#### TO DO
Read through the entries below and return each line with the word "JSON".

#### DATA FOR THE TASK

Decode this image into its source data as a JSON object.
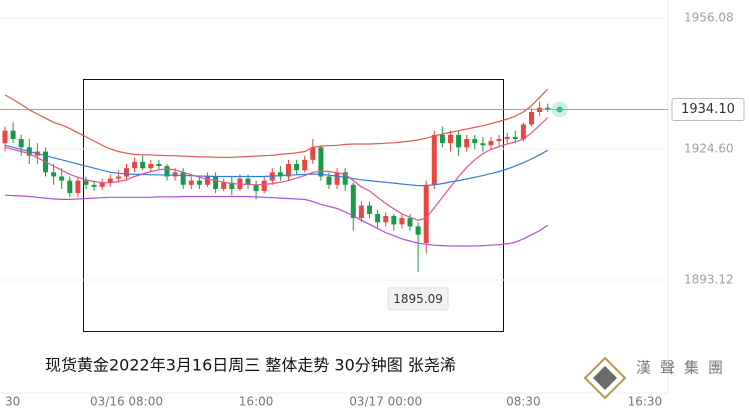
{
  "chart_data": {
    "type": "candlestick",
    "title": "现货黄金2022年3月16日周三  整体走势  30分钟图  张尧浠",
    "watermark": "漢聲集團",
    "categories": [
      "30",
      null,
      null,
      null,
      null,
      null,
      null,
      null,
      null,
      null,
      null,
      null,
      null,
      null,
      null,
      "03/16 08:00",
      null,
      null,
      null,
      null,
      null,
      null,
      null,
      null,
      null,
      null,
      null,
      null,
      null,
      null,
      null,
      "16:00",
      null,
      null,
      null,
      null,
      null,
      null,
      null,
      null,
      null,
      null,
      null,
      null,
      null,
      null,
      null,
      "03/17 00:00",
      null,
      null,
      null,
      null,
      null,
      null,
      null,
      null,
      null,
      null,
      null,
      null,
      null,
      null,
      null,
      null,
      "08:30",
      null,
      null,
      null,
      null,
      null,
      null,
      null,
      null,
      null,
      null,
      null,
      null,
      null,
      null,
      "16:30"
    ],
    "candles": {
      "up_color": "#e8483f",
      "down_color": "#1a9a48",
      "open": [
        1926,
        1929,
        1927,
        1925,
        1923,
        1924,
        1919,
        1918,
        1917,
        1914,
        1917,
        1916,
        1915.5,
        1916.5,
        1917.5,
        1918,
        1920,
        1921.5,
        1920,
        1921,
        1920.5,
        1918,
        1919,
        1916,
        1917,
        1916,
        1918,
        1915,
        1916.5,
        1915,
        1917.5,
        1916,
        1914.5,
        1917,
        1919,
        1918,
        1921,
        1919.5,
        1922,
        1925,
        1918,
        1916,
        1919,
        1916,
        1908,
        1911,
        1909,
        1907,
        1908.5,
        1906.5,
        1908,
        1906,
        1902,
        1916,
        1928,
        1926,
        1928,
        1925,
        1927,
        1926,
        1925.5,
        1926.5,
        1927,
        1927.5,
        1927,
        1930.5,
        1933.5,
        1934.5,
        null,
        null,
        null,
        null,
        null,
        null,
        null,
        null,
        null,
        null,
        null,
        null
      ],
      "high": [
        1930,
        1931,
        1928,
        1927,
        1926,
        1925,
        1921,
        1920,
        1918,
        1918,
        1918,
        1917,
        1917.5,
        1918.5,
        1919.5,
        1921,
        1922.5,
        1923,
        1922,
        1922,
        1921,
        1920,
        1920,
        1918,
        1918,
        1919,
        1919,
        1917.5,
        1918,
        1918.5,
        1918.5,
        1917,
        1918,
        1920,
        1920.5,
        1922,
        1922,
        1923,
        1927,
        1925.5,
        1919,
        1920,
        1920,
        1916.5,
        1912,
        1912,
        1910,
        1909.5,
        1909,
        1909,
        1909,
        1907,
        1917,
        1929,
        1930,
        1929,
        1929,
        1928,
        1928,
        1927.5,
        1927.5,
        1928,
        1928.5,
        1929,
        1931,
        1934.5,
        1936,
        1935.5,
        null,
        null,
        null,
        null,
        null,
        null,
        null,
        null,
        null,
        null,
        null,
        null
      ],
      "low": [
        1924,
        1926,
        1923,
        1921,
        1921,
        1918,
        1916,
        1915,
        1913,
        1913,
        1915,
        1914.5,
        1914.8,
        1915.5,
        1916.5,
        1917,
        1919,
        1919.5,
        1919,
        1919.5,
        1917,
        1917,
        1915,
        1915,
        1915,
        1915.5,
        1914,
        1914.5,
        1913.5,
        1914.5,
        1915,
        1912.5,
        1914,
        1916,
        1917,
        1917,
        1918.5,
        1919,
        1921,
        1917,
        1915,
        1915,
        1914.5,
        1905,
        1907,
        1908,
        1905.5,
        1906,
        1905,
        1905.5,
        1905,
        1895.09,
        1899.5,
        1915,
        1925,
        1924,
        1923,
        1924,
        1924.5,
        1924,
        1924.5,
        1925.5,
        1926,
        1926,
        1926.5,
        1930,
        1932.5,
        1933.5,
        null,
        null,
        null,
        null,
        null,
        null,
        null,
        null,
        null,
        null,
        null,
        null
      ],
      "close": [
        1929,
        1927,
        1925,
        1923,
        1924,
        1919,
        1918,
        1917,
        1914,
        1917,
        1916,
        1915.5,
        1916.5,
        1917.5,
        1918,
        1920,
        1921.5,
        1920,
        1921,
        1920.5,
        1918,
        1919,
        1916,
        1917,
        1916,
        1918,
        1915,
        1916.5,
        1915,
        1917.5,
        1916,
        1914.5,
        1917,
        1919,
        1918,
        1921,
        1919.5,
        1922,
        1925,
        1918,
        1916,
        1919,
        1916,
        1908,
        1911,
        1909,
        1907,
        1908.5,
        1906.5,
        1908,
        1906,
        1904,
        1916,
        1928,
        1926,
        1928,
        1925,
        1927,
        1926,
        1925.5,
        1926.5,
        1927,
        1927.5,
        1927,
        1930.5,
        1933.5,
        1934.5,
        1934.1,
        null,
        null,
        null,
        null,
        null,
        null,
        null,
        null,
        null,
        null,
        null,
        null
      ],
      "low_label": "1895.09",
      "last_close_label": "1934.10"
    },
    "lines": [
      {
        "color": "#dd5a4f",
        "values": [
          1937.6,
          1936.5,
          1935.3,
          1934,
          1933,
          1932,
          1931,
          1930.4,
          1929.5,
          1928.5,
          1927.5,
          1926.5,
          1925.5,
          1924.6,
          1924,
          1923.6,
          1923.3,
          1923.2,
          1923.2,
          1923.1,
          1923,
          1923,
          1922.9,
          1922.8,
          1922.7,
          1922.7,
          1922.6,
          1922.6,
          1922.6,
          1922.7,
          1922.8,
          1922.9,
          1923,
          1923.1,
          1923.3,
          1923.5,
          1923.7,
          1924,
          1925,
          1925.3,
          1925.4,
          1925.5,
          1925.7,
          1925.8,
          1925.8,
          1925.8,
          1925.9,
          1926,
          1926.1,
          1926.3,
          1926.5,
          1926.8,
          1927.2,
          1927.7,
          1928.2,
          1928.6,
          1929,
          1929.4,
          1929.8,
          1930.2,
          1930.7,
          1931.2,
          1931.8,
          1932.5,
          1933.5,
          1935,
          1937,
          1939,
          null,
          null,
          null,
          null,
          null,
          null,
          null,
          null,
          null,
          null,
          null,
          null
        ]
      },
      {
        "color": "#2f7fd6",
        "values": [
          1925.5,
          1925,
          1924.5,
          1924,
          1923.5,
          1923,
          1922.5,
          1922,
          1921.5,
          1921,
          1920.5,
          1920,
          1919.5,
          1919,
          1918.8,
          1918.6,
          1918.5,
          1918.5,
          1918.4,
          1918.4,
          1918.3,
          1918.3,
          1918.2,
          1918.2,
          1918.1,
          1918.1,
          1918,
          1918,
          1918,
          1918,
          1918,
          1918,
          1918,
          1918.1,
          1918.2,
          1918.3,
          1918.4,
          1918.5,
          1918.6,
          1918.5,
          1918.3,
          1918.1,
          1917.8,
          1917.5,
          1917.2,
          1917,
          1916.8,
          1916.6,
          1916.4,
          1916.2,
          1916,
          1915.8,
          1915.8,
          1916,
          1916.3,
          1916.7,
          1917,
          1917.4,
          1917.8,
          1918.2,
          1918.7,
          1919.2,
          1919.8,
          1920.5,
          1921.3,
          1922.2,
          1923.2,
          1924.3,
          null,
          null,
          null,
          null,
          null,
          null,
          null,
          null,
          null,
          null,
          null,
          null
        ]
      },
      {
        "color": "#b04fe0",
        "values": [
          1913.5,
          1913.4,
          1913.3,
          1913.2,
          1913,
          1912.8,
          1912.6,
          1912.5,
          1912.5,
          1912.6,
          1912.7,
          1912.8,
          1912.9,
          1913,
          1913,
          1913,
          1913,
          1913,
          1913,
          1913.1,
          1913.1,
          1913.1,
          1913.2,
          1913.2,
          1913.2,
          1913.2,
          1913.2,
          1913.2,
          1913.2,
          1913.2,
          1913.2,
          1913.1,
          1913,
          1912.9,
          1912.8,
          1912.7,
          1912.6,
          1912.5,
          1912,
          1911.3,
          1910.8,
          1910.3,
          1909.5,
          1908.5,
          1907.5,
          1906.5,
          1905.5,
          1904.5,
          1903.8,
          1903,
          1902.5,
          1902,
          1901.7,
          1901.5,
          1901.4,
          1901.3,
          1901.3,
          1901.3,
          1901.3,
          1901.4,
          1901.5,
          1901.6,
          1901.8,
          1902.2,
          1903,
          1904,
          1905,
          1906.3,
          null,
          null,
          null,
          null,
          null,
          null,
          null,
          null,
          null,
          null,
          null,
          null
        ]
      },
      {
        "color": "#e6509a",
        "values": [
          1925,
          1924.5,
          1924,
          1923.5,
          1922.5,
          1921.5,
          1920.5,
          1919.5,
          1918.5,
          1917.8,
          1917.2,
          1916.8,
          1916.5,
          1916.5,
          1916.8,
          1917.2,
          1918,
          1918.6,
          1919.2,
          1919.6,
          1919.8,
          1919.6,
          1919,
          1918.4,
          1917.8,
          1917.3,
          1917,
          1916.6,
          1916.3,
          1916.2,
          1916.1,
          1916,
          1916.1,
          1916.3,
          1916.6,
          1917,
          1917.6,
          1918.2,
          1919,
          1919.3,
          1919.2,
          1918.9,
          1918.5,
          1917,
          1915.5,
          1914.5,
          1913,
          1911.5,
          1910.2,
          1909,
          1908.2,
          1907.5,
          1908,
          1910.5,
          1913,
          1915.5,
          1918,
          1920.2,
          1922,
          1923.5,
          1924.5,
          1925.2,
          1925.8,
          1926.3,
          1927,
          1928.5,
          1930.3,
          1932.2,
          null,
          null,
          null,
          null,
          null,
          null,
          null,
          null,
          null,
          null,
          null,
          null
        ]
      }
    ],
    "last_price_color": "#3cbf8e",
    "ylim": [
      1865.5,
      1960.4
    ],
    "yticks": [
      1893.12,
      {
        "value": 1924.6,
        "label": "1924.60"
      },
      1956.08
    ],
    "grid": true
  }
}
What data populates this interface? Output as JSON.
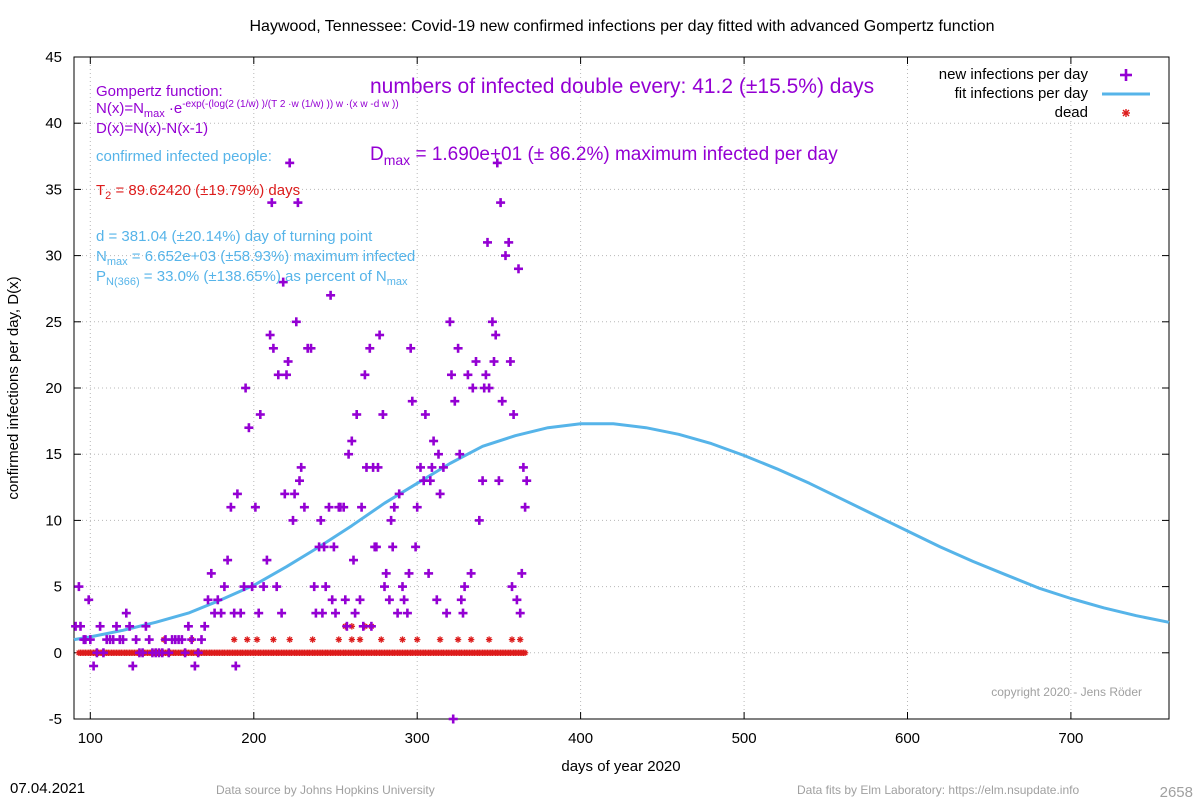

#### TASK OUTPUT
Decode this image into its source data as a JSON object.
What data populates this interface? Output as JSON.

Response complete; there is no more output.